▶ **Supplied material**

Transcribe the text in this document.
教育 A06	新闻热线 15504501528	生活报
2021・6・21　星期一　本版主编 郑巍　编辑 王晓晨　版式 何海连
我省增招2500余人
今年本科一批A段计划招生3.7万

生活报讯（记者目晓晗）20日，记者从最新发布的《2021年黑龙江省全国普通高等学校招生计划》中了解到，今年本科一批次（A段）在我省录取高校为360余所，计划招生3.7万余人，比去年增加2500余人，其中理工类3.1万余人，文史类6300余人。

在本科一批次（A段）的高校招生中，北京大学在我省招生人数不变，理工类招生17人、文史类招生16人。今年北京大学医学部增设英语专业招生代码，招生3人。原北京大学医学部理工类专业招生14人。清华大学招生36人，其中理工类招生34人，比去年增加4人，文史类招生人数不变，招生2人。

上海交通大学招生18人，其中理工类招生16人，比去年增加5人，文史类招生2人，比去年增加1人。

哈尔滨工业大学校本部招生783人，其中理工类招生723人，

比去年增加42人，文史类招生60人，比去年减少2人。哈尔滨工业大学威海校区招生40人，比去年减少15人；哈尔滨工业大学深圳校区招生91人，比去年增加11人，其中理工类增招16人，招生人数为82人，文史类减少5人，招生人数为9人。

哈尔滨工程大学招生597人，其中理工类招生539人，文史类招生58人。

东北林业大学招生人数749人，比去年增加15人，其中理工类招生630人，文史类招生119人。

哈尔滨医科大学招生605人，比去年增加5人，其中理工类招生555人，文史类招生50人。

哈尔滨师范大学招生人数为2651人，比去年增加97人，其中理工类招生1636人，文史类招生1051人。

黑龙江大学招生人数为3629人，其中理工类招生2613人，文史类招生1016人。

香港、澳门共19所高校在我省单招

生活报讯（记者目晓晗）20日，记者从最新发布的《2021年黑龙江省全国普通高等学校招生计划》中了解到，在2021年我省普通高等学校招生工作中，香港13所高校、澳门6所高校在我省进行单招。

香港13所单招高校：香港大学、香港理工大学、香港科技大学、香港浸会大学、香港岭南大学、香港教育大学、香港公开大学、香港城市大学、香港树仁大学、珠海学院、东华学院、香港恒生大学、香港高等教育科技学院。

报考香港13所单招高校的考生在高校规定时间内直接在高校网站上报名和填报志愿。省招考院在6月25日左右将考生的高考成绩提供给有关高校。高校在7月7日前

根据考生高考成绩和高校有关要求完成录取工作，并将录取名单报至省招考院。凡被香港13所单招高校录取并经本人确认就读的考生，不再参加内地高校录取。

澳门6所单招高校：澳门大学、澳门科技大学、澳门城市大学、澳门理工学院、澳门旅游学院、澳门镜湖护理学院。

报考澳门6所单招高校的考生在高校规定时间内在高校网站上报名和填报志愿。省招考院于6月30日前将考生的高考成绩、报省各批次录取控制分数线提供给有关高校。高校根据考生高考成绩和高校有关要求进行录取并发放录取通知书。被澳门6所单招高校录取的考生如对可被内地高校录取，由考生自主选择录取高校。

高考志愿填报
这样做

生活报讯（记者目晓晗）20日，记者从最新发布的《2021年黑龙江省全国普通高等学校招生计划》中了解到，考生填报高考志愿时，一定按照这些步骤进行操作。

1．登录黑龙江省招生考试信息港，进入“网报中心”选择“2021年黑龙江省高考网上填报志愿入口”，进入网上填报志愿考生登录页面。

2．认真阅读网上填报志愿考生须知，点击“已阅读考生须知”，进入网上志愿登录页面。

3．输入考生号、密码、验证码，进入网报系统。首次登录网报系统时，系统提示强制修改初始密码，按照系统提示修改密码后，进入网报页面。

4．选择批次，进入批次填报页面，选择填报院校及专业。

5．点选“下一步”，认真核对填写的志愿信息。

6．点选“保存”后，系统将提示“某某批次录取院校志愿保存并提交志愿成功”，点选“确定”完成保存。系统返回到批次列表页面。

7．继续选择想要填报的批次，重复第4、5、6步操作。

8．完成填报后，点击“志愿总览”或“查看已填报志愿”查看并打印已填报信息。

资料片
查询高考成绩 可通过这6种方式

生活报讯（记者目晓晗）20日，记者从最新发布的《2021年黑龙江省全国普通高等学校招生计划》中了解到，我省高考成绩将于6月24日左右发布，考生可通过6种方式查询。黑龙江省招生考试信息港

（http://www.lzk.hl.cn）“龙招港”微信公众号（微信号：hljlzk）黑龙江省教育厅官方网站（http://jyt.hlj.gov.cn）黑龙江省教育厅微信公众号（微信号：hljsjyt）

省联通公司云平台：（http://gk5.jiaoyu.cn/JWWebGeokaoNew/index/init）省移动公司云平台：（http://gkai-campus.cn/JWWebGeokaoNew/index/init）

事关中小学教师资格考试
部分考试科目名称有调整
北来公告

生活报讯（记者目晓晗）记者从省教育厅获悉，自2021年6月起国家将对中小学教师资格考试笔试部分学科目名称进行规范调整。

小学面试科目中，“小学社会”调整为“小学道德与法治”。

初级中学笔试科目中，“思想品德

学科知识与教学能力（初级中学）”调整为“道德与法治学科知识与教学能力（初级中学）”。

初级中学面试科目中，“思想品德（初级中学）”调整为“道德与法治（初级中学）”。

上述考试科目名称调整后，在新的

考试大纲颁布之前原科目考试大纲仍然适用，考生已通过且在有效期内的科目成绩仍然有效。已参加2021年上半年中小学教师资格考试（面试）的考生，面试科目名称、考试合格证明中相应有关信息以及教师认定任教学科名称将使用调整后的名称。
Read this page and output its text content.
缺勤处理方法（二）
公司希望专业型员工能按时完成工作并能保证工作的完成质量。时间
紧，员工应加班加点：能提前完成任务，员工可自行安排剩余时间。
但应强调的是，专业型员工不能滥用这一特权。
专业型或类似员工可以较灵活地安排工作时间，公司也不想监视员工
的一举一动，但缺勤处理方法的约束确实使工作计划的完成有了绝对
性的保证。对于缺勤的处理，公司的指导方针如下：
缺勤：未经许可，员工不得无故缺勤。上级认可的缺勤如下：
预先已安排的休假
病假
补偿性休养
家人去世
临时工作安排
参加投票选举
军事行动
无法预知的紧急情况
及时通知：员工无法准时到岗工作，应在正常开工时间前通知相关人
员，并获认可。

▶ **Task instructions**
Isolate the lines above that contain the word "text" and copy them.

▶ **Finished exercise**
Transcribe the text in this document.
Read this page and output its text content.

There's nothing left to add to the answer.